#### To do:
Skip the pictures. Reproduce all other material exactly.

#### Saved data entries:
══════
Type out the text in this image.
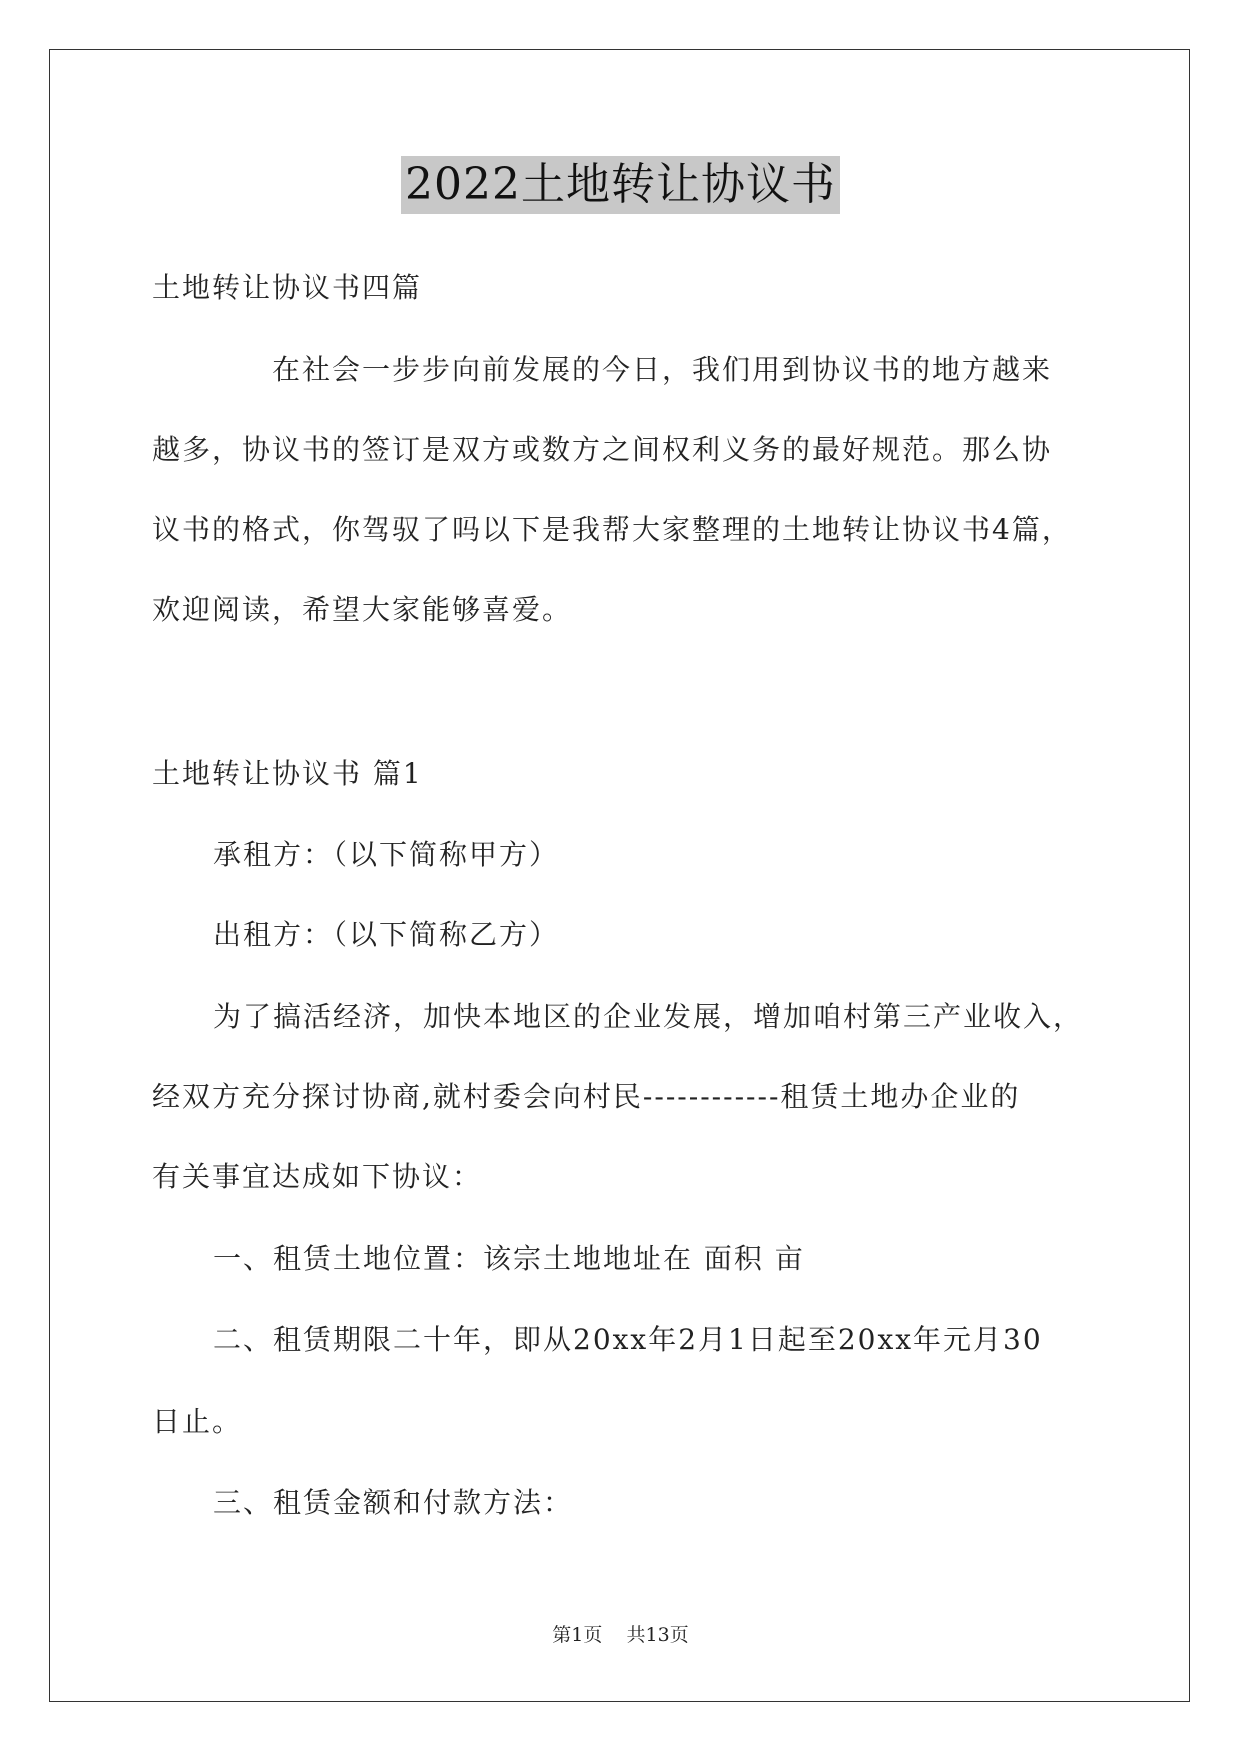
2022土地转让协议书
土地转让协议书四篇
在社会一步步向前发展的今日，我们用到协议书的地方越来
越多，协议书的签订是双方或数方之间权利义务的最好规范。那么协
议书的格式，你驾驭了吗以下是我帮大家整理的土地转让协议书4篇，
欢迎阅读，希望大家能够喜爱。
土地转让协议书 篇1
承租方：（以下简称甲方）
出租方：（以下简称乙方）
为了搞活经济，加快本地区的企业发展，增加咱村第三产业收入，
经双方充分探讨协商,就村委会向村民------------租赁土地办企业的
有关事宜达成如下协议：
一、租赁土地位置：该宗土地地址在 面积 亩
二、租赁期限二十年，即从20xx年2月1日起至20xx年元月30
日止。
三、租赁金额和付款方法：
第1页 共13页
══════
#### Expected answer:
Type out the text in this image.
2022土地转让协议书
土地转让协议书四篇
在社会一步步向前发展的今日，我们用到协议书的地方越来
越多，协议书的签订是双方或数方之间权利义务的最好规范。那么协
议书的格式，你驾驭了吗以下是我帮大家整理的土地转让协议书4篇，
欢迎阅读，希望大家能够喜爱。
土地转让协议书 篇1
承租方：（以下简称甲方）
出租方：（以下简称乙方）
为了搞活经济，加快本地区的企业发展，增加咱村第三产业收入，
经双方充分探讨协商,就村委会向村民------------租赁土地办企业的
有关事宜达成如下协议：
一、租赁土地位置：该宗土地地址在 面积 亩
二、租赁期限二十年，即从20xx年2月1日起至20xx年元月30
日止。
三、租赁金额和付款方法：
第1页 共13页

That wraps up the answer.